[Records from a data collection]
** START **
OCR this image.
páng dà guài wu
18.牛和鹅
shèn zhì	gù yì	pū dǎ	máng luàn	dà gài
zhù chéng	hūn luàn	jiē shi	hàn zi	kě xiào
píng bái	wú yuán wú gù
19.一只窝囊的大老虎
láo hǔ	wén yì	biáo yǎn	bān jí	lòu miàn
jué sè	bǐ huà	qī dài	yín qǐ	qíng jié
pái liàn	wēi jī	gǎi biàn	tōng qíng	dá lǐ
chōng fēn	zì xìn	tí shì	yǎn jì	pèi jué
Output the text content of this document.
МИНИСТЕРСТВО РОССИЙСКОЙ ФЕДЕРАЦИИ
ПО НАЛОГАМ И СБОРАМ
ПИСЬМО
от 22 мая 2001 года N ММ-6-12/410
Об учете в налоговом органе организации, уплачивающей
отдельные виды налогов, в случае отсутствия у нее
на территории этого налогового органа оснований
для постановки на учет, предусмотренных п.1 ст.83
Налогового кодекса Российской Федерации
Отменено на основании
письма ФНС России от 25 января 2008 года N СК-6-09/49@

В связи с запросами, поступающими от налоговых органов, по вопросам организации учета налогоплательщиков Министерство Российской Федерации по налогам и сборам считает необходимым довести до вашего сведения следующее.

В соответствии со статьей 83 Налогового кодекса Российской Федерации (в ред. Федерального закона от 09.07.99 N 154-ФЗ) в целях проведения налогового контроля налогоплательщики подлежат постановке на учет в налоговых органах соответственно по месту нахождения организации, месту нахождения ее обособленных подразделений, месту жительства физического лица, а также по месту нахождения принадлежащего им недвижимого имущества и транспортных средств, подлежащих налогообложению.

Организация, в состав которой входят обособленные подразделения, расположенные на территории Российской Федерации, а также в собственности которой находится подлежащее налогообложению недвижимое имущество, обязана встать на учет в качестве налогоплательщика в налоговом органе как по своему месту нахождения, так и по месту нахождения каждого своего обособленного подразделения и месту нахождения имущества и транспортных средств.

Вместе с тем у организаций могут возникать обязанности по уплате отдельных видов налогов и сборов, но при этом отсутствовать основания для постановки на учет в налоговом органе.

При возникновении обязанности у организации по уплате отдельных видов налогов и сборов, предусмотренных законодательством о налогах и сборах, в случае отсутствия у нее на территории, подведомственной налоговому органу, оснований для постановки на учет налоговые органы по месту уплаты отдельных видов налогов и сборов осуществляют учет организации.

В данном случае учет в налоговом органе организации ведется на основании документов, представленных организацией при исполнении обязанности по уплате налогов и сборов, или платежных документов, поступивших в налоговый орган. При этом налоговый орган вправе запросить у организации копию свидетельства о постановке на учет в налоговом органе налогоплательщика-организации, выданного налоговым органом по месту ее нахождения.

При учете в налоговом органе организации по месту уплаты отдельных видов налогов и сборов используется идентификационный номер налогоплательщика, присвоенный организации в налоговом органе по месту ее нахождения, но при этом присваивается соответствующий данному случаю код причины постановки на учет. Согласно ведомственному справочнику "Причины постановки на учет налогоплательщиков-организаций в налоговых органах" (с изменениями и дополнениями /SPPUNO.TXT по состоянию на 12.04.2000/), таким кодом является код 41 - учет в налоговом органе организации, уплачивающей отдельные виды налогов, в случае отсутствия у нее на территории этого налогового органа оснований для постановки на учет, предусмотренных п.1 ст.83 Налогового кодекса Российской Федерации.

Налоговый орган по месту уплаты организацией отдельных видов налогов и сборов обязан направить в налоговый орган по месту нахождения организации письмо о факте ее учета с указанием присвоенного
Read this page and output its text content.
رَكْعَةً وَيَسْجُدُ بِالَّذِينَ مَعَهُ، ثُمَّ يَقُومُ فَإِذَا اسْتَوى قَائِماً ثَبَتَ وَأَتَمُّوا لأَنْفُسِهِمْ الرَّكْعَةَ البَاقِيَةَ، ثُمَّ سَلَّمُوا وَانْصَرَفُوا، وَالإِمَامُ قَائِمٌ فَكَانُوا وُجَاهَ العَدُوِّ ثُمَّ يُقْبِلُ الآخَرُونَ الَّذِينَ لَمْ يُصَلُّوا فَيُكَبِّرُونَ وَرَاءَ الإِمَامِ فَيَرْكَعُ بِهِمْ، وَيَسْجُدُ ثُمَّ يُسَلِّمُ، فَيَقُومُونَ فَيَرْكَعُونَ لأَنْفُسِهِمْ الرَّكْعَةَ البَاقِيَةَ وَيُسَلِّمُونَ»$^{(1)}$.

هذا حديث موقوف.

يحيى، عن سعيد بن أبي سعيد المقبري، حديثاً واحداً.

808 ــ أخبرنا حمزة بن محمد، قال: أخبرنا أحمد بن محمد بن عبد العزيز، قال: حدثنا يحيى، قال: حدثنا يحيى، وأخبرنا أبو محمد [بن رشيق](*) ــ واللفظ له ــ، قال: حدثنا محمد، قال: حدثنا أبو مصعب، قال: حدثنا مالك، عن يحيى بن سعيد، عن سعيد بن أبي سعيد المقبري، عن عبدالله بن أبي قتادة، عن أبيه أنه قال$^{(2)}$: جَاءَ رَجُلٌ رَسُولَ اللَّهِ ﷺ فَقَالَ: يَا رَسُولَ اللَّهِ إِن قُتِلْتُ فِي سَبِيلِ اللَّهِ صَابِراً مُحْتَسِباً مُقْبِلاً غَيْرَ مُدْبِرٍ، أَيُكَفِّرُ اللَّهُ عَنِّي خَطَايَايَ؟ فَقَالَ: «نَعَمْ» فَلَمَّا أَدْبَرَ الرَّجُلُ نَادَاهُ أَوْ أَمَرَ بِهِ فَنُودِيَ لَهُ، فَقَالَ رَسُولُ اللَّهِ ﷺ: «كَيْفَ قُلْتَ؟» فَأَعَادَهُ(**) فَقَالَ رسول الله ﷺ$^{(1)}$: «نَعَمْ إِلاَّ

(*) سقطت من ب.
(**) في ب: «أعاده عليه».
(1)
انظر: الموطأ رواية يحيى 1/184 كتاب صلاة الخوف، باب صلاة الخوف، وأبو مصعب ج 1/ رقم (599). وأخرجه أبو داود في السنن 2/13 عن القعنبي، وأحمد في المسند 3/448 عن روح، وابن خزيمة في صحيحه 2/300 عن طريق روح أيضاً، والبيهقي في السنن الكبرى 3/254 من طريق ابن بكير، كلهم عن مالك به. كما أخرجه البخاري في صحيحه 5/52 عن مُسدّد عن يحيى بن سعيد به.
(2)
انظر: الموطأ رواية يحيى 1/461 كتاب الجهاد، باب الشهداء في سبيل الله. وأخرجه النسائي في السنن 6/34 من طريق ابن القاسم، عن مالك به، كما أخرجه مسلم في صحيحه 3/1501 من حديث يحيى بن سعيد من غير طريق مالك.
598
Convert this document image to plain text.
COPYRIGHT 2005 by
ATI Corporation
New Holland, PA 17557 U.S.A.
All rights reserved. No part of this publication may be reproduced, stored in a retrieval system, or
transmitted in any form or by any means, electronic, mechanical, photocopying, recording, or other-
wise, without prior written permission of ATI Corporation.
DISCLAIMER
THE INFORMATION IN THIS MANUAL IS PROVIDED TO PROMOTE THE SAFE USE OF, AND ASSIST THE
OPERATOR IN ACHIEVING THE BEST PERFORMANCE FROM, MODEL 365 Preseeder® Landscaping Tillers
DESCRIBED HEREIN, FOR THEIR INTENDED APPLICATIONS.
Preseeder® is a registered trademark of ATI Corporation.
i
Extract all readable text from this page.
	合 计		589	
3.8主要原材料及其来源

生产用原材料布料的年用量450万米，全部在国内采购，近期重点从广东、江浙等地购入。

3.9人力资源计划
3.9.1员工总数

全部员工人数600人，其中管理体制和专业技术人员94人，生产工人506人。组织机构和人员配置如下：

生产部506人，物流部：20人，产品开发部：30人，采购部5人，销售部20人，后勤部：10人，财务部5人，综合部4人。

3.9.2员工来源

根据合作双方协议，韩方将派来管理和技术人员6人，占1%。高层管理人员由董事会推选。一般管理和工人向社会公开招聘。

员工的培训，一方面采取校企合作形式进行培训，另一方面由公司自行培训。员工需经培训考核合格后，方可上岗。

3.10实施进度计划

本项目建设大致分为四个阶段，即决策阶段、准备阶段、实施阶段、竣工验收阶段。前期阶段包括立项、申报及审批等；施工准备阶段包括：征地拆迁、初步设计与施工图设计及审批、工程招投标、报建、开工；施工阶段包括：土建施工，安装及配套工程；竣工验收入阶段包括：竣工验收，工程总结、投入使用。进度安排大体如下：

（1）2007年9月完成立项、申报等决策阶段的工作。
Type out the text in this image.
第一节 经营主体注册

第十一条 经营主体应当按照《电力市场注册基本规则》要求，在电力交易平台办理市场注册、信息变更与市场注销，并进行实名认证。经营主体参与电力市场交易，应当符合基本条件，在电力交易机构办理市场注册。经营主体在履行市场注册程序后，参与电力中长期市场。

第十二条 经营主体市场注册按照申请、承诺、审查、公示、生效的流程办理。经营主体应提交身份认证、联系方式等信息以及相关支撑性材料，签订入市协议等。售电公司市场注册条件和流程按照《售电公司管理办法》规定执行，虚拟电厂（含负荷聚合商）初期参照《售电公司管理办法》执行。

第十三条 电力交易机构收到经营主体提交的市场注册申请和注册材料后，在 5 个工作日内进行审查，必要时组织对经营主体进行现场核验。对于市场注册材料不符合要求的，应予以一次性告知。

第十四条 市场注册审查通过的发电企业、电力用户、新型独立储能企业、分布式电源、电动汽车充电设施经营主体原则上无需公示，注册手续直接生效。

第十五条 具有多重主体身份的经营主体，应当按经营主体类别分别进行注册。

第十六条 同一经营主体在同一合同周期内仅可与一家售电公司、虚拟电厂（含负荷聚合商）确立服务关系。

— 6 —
** END **
_Set exercise_. State the number of lines in the data that include the string "صحيحه", and add nothing else.

_Written reply_. 2